| What to produce |
Your answer should be one number: the count of lines in these entries that hold the word "juicios".

** start of Dataset **

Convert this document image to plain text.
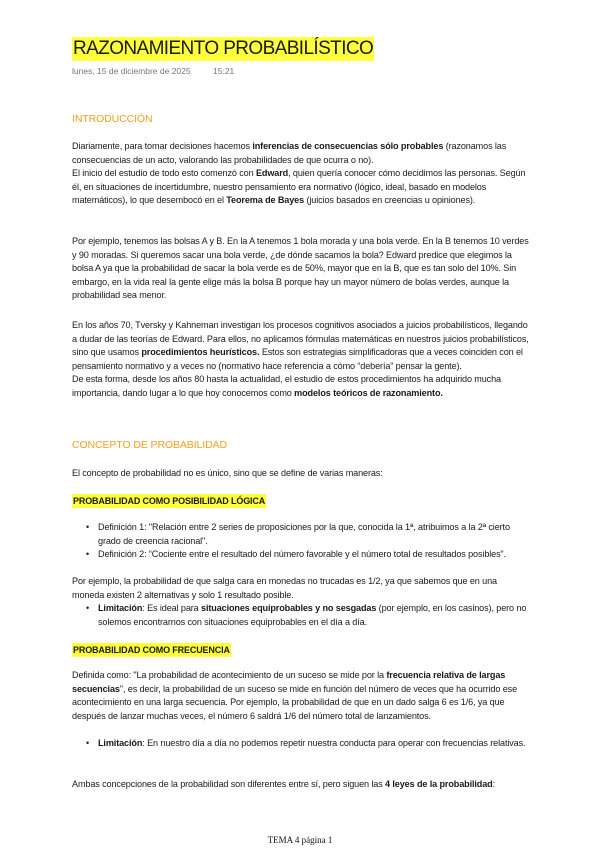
RAZONAMIENTO PROBABILÍSTICO
lunes, 15 de diciembre de 2025	15:21
INTRODUCCIÓN

Diariamente, para tomar decisiones hacemos inferencias de consecuencias sólo probables (razonamos las consecuencias de un acto, valorando las probabilidades de que ocurra o no).

El inicio del estudio de todo esto comenzó con Edward, quien quería conocer cómo decidimos las personas. Según él, en situaciones de incertidumbre, nuestro pensamiento era normativo (lógico, ideal, basado en modelos matemáticos), lo que desembocó en el Teorema de Bayes (juicios basados en creencias u opiniones).

Por ejemplo, tenemos las bolsas A y B. En la A tenemos 1 bola morada y una bola verde. En la B tenemos 10 verdes y 90 moradas. Si queremos sacar una bola verde, ¿de dónde sacamos la bola? Edward predice que elegimos la bolsa A ya que la probabilidad de sacar la bola verde es de 50%, mayor que en la B, que es tan solo del 10%. Sin embargo, en la vida real la gente elige más la bolsa B porque hay un mayor número de bolas verdes, aunque la probabilidad sea menor.

En los años 70, Tversky y Kahneman investigan los procesos cognitivos asociados a juicios probabilísticos, llegando a dudar de las teorías de Edward. Para ellos, no aplicamos fórmulas matemáticas en nuestros juicios probabilísticos, sino que usamos procedimientos heurísticos. Estos son estrategias simplificadoras que a veces coinciden con el pensamiento normativo y a veces no (normativo hace referencia a cómo “debería” pensar la gente).

De esta forma, desde los años 80 hasta la actualidad, el estudio de estos procedimientos ha adquirido mucha importancia, dando lugar a lo que hoy conocemos como modelos teóricos de razonamiento.

CONCEPTO DE PROBABILIDAD
El concepto de probabilidad no es único, sino que se define de varias maneras:
PROBABILIDAD COMO POSIBILIDAD LÓGICA
• Definición 1: "Relación entre 2 series de proposiciones por la que, conocida la 1ª, atribuimos a la 2ª cierto grado de creencia racional".
• Definición 2: “Cociente entre el resultado del número favorable y el número total de resultados posibles”.
Por ejemplo, la probabilidad de que salga cara en monedas no trucadas es 1/2, ya que sabemos que en una moneda existen 2 alternativas y solo 1 resultado posible.
• Limitación: Es ideal para situaciones equiprobables y no sesgadas (por ejemplo, en los casinos), pero no solemos encontrarnos con situaciones equiprobables en el día a día.
PROBABILIDAD COMO FRECUENCIA
Definida como: "La probabilidad de acontecimiento de un suceso se mide por la frecuencia relativa de largas secuencias", es decir, la probabilidad de un suceso se mide en función del número de veces que ha ocurrido ese acontecimiento en una larga secuencia. Por ejemplo, la probabilidad de que en un dado salga 6 es 1/6, ya que después de lanzar muchas veces, el número 6 saldrá 1/6 del número total de lanzamientos.
• Limitación: En nuestro día a día no podemos repetir nuestra conducta para operar con frecuencias relativas.
Ambas concepciones de la probabilidad son diferentes entre sí, pero siguen las 4 leyes de la probabilidad:
TEMA 4 página 1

** end of Dataset **

| Task solution |
2